▶ _Records supplied_

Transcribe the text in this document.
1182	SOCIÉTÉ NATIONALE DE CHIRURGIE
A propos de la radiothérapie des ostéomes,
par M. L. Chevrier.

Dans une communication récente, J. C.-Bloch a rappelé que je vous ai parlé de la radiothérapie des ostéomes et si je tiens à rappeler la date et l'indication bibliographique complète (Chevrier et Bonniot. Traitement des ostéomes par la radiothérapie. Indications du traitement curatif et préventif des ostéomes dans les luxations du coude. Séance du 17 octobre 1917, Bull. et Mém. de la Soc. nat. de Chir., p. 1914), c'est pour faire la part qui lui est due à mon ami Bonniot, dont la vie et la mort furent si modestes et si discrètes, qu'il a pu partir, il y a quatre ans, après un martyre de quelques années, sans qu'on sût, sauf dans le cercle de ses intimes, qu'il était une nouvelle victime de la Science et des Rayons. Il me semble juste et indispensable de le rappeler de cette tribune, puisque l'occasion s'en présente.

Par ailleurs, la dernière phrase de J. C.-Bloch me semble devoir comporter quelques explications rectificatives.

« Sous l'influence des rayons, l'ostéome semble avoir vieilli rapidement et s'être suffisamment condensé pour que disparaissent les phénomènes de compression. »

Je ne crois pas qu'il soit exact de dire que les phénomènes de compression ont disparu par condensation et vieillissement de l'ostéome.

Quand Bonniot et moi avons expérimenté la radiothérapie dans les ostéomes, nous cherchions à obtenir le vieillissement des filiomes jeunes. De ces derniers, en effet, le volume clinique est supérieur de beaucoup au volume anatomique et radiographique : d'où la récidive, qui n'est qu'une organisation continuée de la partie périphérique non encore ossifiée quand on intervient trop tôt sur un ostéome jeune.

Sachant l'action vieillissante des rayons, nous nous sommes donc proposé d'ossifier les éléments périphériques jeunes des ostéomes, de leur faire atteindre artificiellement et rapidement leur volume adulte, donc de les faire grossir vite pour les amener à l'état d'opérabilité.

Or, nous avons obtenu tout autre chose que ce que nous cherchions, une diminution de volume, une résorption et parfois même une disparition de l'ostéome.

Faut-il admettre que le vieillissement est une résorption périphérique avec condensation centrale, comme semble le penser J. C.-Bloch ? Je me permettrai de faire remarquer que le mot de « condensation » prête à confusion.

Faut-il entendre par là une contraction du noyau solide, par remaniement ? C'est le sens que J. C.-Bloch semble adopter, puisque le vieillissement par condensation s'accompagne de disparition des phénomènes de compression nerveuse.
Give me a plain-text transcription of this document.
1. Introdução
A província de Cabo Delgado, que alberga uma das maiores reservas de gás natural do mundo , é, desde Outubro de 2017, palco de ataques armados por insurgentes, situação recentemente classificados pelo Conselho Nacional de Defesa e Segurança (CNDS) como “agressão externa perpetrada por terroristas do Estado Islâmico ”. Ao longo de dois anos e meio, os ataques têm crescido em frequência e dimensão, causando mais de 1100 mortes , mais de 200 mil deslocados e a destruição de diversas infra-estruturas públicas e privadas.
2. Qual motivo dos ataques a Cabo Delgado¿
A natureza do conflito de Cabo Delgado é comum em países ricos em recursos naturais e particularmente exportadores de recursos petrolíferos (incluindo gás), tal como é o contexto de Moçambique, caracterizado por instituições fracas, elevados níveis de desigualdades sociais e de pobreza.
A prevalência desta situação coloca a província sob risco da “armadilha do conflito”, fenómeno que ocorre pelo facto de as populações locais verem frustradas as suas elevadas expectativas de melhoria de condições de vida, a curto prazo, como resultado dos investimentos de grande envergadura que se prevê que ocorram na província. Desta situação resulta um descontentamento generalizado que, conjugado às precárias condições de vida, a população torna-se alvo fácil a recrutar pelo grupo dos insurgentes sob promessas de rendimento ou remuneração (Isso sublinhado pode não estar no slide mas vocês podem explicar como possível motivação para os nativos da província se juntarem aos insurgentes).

▶ _Work required_
Copy out each line of the listing that holds "this".

▶ _Reply to the exercise_
Transcribe the text in this document.
Give me a plain-text transcription of this document.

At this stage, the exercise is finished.